## TASK DIRECTIONS
Print the listing in its entirety and exactly, leaving out images.

## DATA SUPPLIED
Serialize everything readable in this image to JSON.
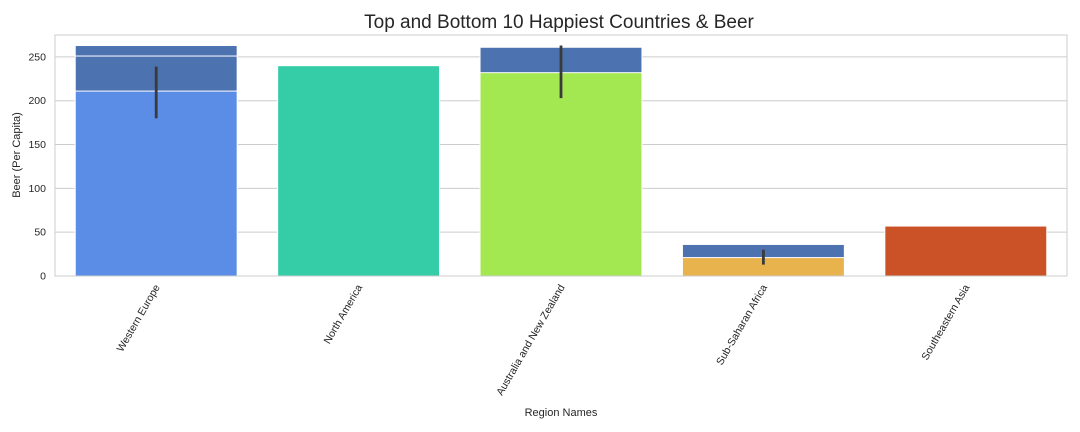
{
  "chart_data": {
    "type": "bar",
    "title": "Top and Bottom 10 Happiest Countries & Beer",
    "xlabel": "Region Names",
    "ylabel": "Beer (Per Capita)",
    "ylim": [
      0,
      275
    ],
    "yticks": [
      0,
      50,
      100,
      150,
      200,
      250
    ],
    "grid": true,
    "categories": [
      "Western Europe",
      "North America",
      "Australia and New Zealand",
      "Sub-Saharan Africa",
      "Southeastern Asia"
    ],
    "series": [
      {
        "values": [
          263,
          null,
          261,
          36,
          null
        ],
        "color": "#4c72b0",
        "error_low": [
          null,
          null,
          null,
          null,
          null
        ],
        "error_high": [
          null,
          null,
          null,
          null,
          null
        ]
      },
      {
        "values": [
          251,
          null,
          null,
          null,
          null
        ],
        "color": "#4c72b0",
        "error_low": [
          null,
          null,
          null,
          null,
          null
        ],
        "error_high": [
          null,
          null,
          null,
          null,
          null
        ]
      },
      {
        "values": [
          211,
          240,
          232,
          21,
          57
        ],
        "colors": [
          "#5b8ce6",
          "#35cca8",
          "#a3e751",
          "#e8b24c",
          "#cb5126"
        ],
        "error_low": [
          180,
          null,
          203,
          13,
          null
        ],
        "error_high": [
          239,
          null,
          263,
          30,
          null
        ]
      }
    ]
  }
}
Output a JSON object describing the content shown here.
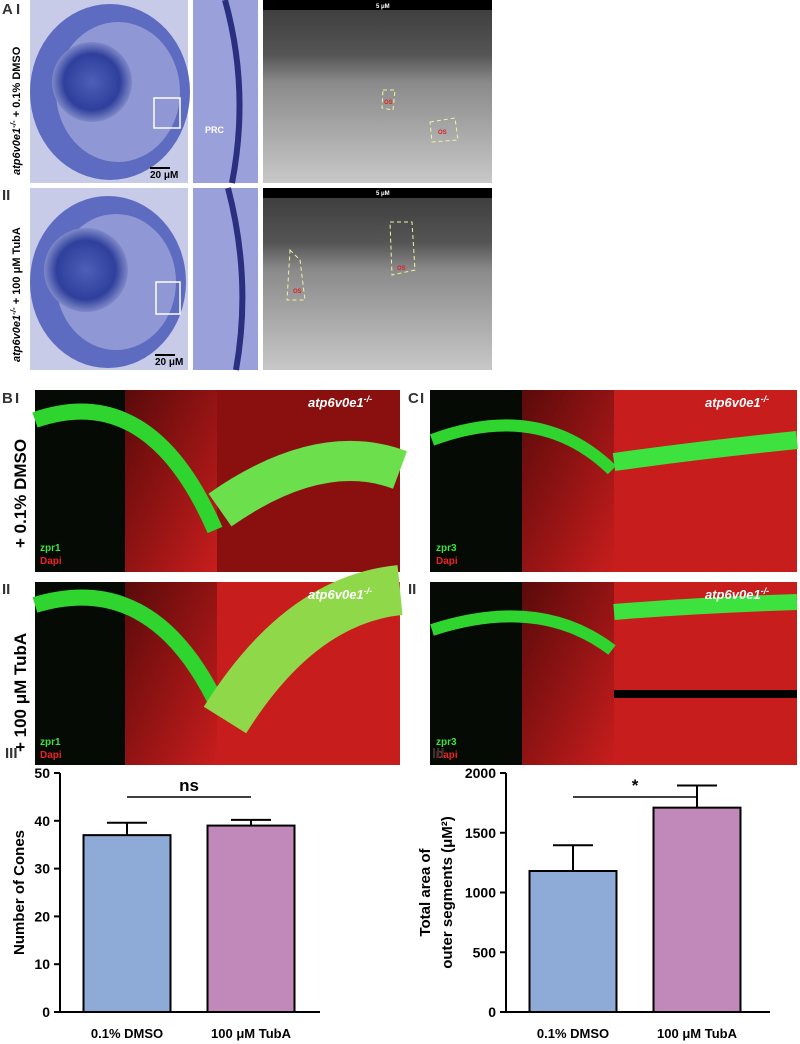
{
  "panels": {
    "A": {
      "label": "A",
      "rows": [
        {
          "label": "I",
          "genotype": "atp6v0e1",
          "superscript": "-/-",
          "treatment": " + 0.1% DMSO",
          "scale_light": "20 μM",
          "scale_em": "5 μM",
          "prc": "PRC",
          "os": [
            "OS",
            "OS"
          ]
        },
        {
          "label": "II",
          "genotype": "atp6v0e1",
          "superscript": "-/-",
          "treatment": " + 100 μM TubA",
          "scale_light": "20 μM",
          "scale_em": "5 μM",
          "os": [
            "OS",
            "OS"
          ]
        }
      ]
    },
    "B": {
      "label": "B",
      "rows": [
        {
          "label": "I",
          "treatment": "+ 0.1% DMSO",
          "genotype": "atp6v0e1",
          "superscript": "-/-",
          "stain1": "zpr1",
          "stain2": "Dapi"
        },
        {
          "label": "II",
          "treatment": "+ 100 μM TubA",
          "genotype": "atp6v0e1",
          "superscript": "-/-",
          "stain1": "zpr1",
          "stain2": "Dapi"
        }
      ]
    },
    "C": {
      "label": "C",
      "rows": [
        {
          "label": "I",
          "genotype": "atp6v0e1",
          "superscript": "-/-",
          "stain1": "zpr3",
          "stain2": "Dapi"
        },
        {
          "label": "II",
          "genotype": "atp6v0e1",
          "superscript": "-/-",
          "stain1": "zpr3",
          "stain2": "Dapi"
        }
      ]
    }
  },
  "chart_data": [
    {
      "type": "bar",
      "panel_label": "III",
      "ylabel": [
        "Number of Cones"
      ],
      "categories": [
        "0.1% DMSO",
        "100 μM TubA"
      ],
      "values": [
        37,
        39
      ],
      "errors": [
        2.6,
        1.2
      ],
      "colors": [
        "#8eaad6",
        "#c089b9"
      ],
      "ylim": [
        0,
        50
      ],
      "yticks": [
        0,
        10,
        20,
        30,
        40,
        50
      ],
      "annotation": "ns"
    },
    {
      "type": "bar",
      "panel_label": "III",
      "ylabel": [
        "Total area of",
        "outer segments (μM²)"
      ],
      "categories": [
        "0.1% DMSO",
        "100 μM TubA"
      ],
      "values": [
        1180,
        1710
      ],
      "errors": [
        215,
        185
      ],
      "colors": [
        "#8eaad6",
        "#c089b9"
      ],
      "ylim": [
        0,
        2000
      ],
      "yticks": [
        0,
        500,
        1000,
        1500,
        2000
      ],
      "annotation": "*"
    }
  ]
}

## RESULT OF THE EXERCISE
Serialize everything readable in this image to JSON.
{
  "chart_data": {
    "type": "bar",
    "title": "Top and Bottom 10 Happiest Countries & Beer",
    "xlabel": "Region Names",
    "ylabel": "Beer (Per Capita)",
    "ylim": [
      0,
      275
    ],
    "yticks": [
      0,
      50,
      100,
      150,
      200,
      250
    ],
    "grid": true,
    "categories": [
      "Western Europe",
      "North America",
      "Australia and New Zealand",
      "Sub-Saharan Africa",
      "Southeastern Asia"
    ],
    "series": [
      {
        "values": [
          263,
          null,
          261,
          36,
          null
        ],
        "color": "#4c72b0",
        "error_low": [
          null,
          null,
          null,
          null,
          null
        ],
        "error_high": [
          null,
          null,
          null,
          null,
          null
        ]
      },
      {
        "values": [
          251,
          null,
          null,
          null,
          null
        ],
        "color": "#4c72b0",
        "error_low": [
          null,
          null,
          null,
          null,
          null
        ],
        "error_high": [
          null,
          null,
          null,
          null,
          null
        ]
      },
      {
        "values": [
          211,
          240,
          232,
          21,
          57
        ],
        "colors": [
          "#5b8ce6",
          "#35cca8",
          "#a3e751",
          "#e8b24c",
          "#cb5126"
        ],
        "error_low": [
          180,
          null,
          203,
          13,
          null
        ],
        "error_high": [
          239,
          null,
          263,
          30,
          null
        ]
      }
    ]
  }
}
Output a JSON object describing the content shown here.
{
  "panels": {
    "A": {
      "label": "A",
      "rows": [
        {
          "label": "I",
          "genotype": "atp6v0e1",
          "superscript": "-/-",
          "treatment": " + 0.1% DMSO",
          "scale_light": "20 μM",
          "scale_em": "5 μM",
          "prc": "PRC",
          "os": [
            "OS",
            "OS"
          ]
        },
        {
          "label": "II",
          "genotype": "atp6v0e1",
          "superscript": "-/-",
          "treatment": " + 100 μM TubA",
          "scale_light": "20 μM",
          "scale_em": "5 μM",
          "os": [
            "OS",
            "OS"
          ]
        }
      ]
    },
    "B": {
      "label": "B",
      "rows": [
        {
          "label": "I",
          "treatment": "+ 0.1% DMSO",
          "genotype": "atp6v0e1",
          "superscript": "-/-",
          "stain1": "zpr1",
          "stain2": "Dapi"
        },
        {
          "label": "II",
          "treatment": "+ 100 μM TubA",
          "genotype": "atp6v0e1",
          "superscript": "-/-",
          "stain1": "zpr1",
          "stain2": "Dapi"
        }
      ]
    },
    "C": {
      "label": "C",
      "rows": [
        {
          "label": "I",
          "genotype": "atp6v0e1",
          "superscript": "-/-",
          "stain1": "zpr3",
          "stain2": "Dapi"
        },
        {
          "label": "II",
          "genotype": "atp6v0e1",
          "superscript": "-/-",
          "stain1": "zpr3",
          "stain2": "Dapi"
        }
      ]
    }
  },
  "chart_data": [
    {
      "type": "bar",
      "panel_label": "III",
      "ylabel": [
        "Number of Cones"
      ],
      "categories": [
        "0.1% DMSO",
        "100 μM TubA"
      ],
      "values": [
        37,
        39
      ],
      "errors": [
        2.6,
        1.2
      ],
      "colors": [
        "#8eaad6",
        "#c089b9"
      ],
      "ylim": [
        0,
        50
      ],
      "yticks": [
        0,
        10,
        20,
        30,
        40,
        50
      ],
      "annotation": "ns"
    },
    {
      "type": "bar",
      "panel_label": "III",
      "ylabel": [
        "Total area of",
        "outer segments (μM²)"
      ],
      "categories": [
        "0.1% DMSO",
        "100 μM TubA"
      ],
      "values": [
        1180,
        1710
      ],
      "errors": [
        215,
        185
      ],
      "colors": [
        "#8eaad6",
        "#c089b9"
      ],
      "ylim": [
        0,
        2000
      ],
      "yticks": [
        0,
        500,
        1000,
        1500,
        2000
      ],
      "annotation": "*"
    }
  ]
}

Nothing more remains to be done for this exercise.